**Recorded information:**
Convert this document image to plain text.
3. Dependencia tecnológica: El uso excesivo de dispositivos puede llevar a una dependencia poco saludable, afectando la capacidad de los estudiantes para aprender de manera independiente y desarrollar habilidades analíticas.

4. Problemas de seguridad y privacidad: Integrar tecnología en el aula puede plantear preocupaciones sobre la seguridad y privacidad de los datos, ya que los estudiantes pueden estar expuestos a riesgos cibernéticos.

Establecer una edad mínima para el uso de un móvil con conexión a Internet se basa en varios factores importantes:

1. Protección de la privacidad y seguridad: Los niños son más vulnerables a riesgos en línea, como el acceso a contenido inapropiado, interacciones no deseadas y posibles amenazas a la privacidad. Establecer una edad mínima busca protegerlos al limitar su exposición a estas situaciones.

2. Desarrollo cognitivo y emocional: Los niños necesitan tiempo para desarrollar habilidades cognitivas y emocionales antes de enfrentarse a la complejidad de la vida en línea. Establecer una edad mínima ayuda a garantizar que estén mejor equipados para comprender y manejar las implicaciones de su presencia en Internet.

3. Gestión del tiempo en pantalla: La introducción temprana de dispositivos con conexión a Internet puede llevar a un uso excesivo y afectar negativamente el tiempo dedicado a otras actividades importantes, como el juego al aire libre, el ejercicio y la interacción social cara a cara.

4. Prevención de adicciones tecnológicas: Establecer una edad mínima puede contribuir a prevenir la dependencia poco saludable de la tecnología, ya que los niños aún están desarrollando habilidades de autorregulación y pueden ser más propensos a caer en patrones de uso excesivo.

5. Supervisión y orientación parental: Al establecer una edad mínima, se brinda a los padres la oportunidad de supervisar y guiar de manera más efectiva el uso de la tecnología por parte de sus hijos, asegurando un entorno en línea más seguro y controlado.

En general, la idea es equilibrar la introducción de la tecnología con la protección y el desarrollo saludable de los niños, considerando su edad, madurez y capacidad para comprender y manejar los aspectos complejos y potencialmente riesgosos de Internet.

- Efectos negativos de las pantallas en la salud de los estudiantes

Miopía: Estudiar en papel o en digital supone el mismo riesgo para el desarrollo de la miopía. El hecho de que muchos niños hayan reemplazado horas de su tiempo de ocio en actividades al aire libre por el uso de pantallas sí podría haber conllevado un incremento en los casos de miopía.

**Request:** Nothing in the data may differ; print all of it exactly as written.

**Final result:**
Convert this document image to plain text.
3. Dependencia tecnológica: El uso excesivo de dispositivos puede llevar a una dependencia poco saludable, afectando la capacidad de los estudiantes para aprender de manera independiente y desarrollar habilidades analíticas.

4. Problemas de seguridad y privacidad: Integrar tecnología en el aula puede plantear preocupaciones sobre la seguridad y privacidad de los datos, ya que los estudiantes pueden estar expuestos a riesgos cibernéticos.

Establecer una edad mínima para el uso de un móvil con conexión a Internet se basa en varios factores importantes:

1. Protección de la privacidad y seguridad: Los niños son más vulnerables a riesgos en línea, como el acceso a contenido inapropiado, interacciones no deseadas y posibles amenazas a la privacidad. Establecer una edad mínima busca protegerlos al limitar su exposición a estas situaciones.

2. Desarrollo cognitivo y emocional: Los niños necesitan tiempo para desarrollar habilidades cognitivas y emocionales antes de enfrentarse a la complejidad de la vida en línea. Establecer una edad mínima ayuda a garantizar que estén mejor equipados para comprender y manejar las implicaciones de su presencia en Internet.

3. Gestión del tiempo en pantalla: La introducción temprana de dispositivos con conexión a Internet puede llevar a un uso excesivo y afectar negativamente el tiempo dedicado a otras actividades importantes, como el juego al aire libre, el ejercicio y la interacción social cara a cara.

4. Prevención de adicciones tecnológicas: Establecer una edad mínima puede contribuir a prevenir la dependencia poco saludable de la tecnología, ya que los niños aún están desarrollando habilidades de autorregulación y pueden ser más propensos a caer en patrones de uso excesivo.

5. Supervisión y orientación parental: Al establecer una edad mínima, se brinda a los padres la oportunidad de supervisar y guiar de manera más efectiva el uso de la tecnología por parte de sus hijos, asegurando un entorno en línea más seguro y controlado.

En general, la idea es equilibrar la introducción de la tecnología con la protección y el desarrollo saludable de los niños, considerando su edad, madurez y capacidad para comprender y manejar los aspectos complejos y potencialmente riesgosos de Internet.

- Efectos negativos de las pantallas en la salud de los estudiantes

Miopía: Estudiar en papel o en digital supone el mismo riesgo para el desarrollo de la miopía. El hecho de que muchos niños hayan reemplazado horas de su tiempo de ocio en actividades al aire libre por el uso de pantallas sí podría haber conllevado un incremento en los casos de miopía.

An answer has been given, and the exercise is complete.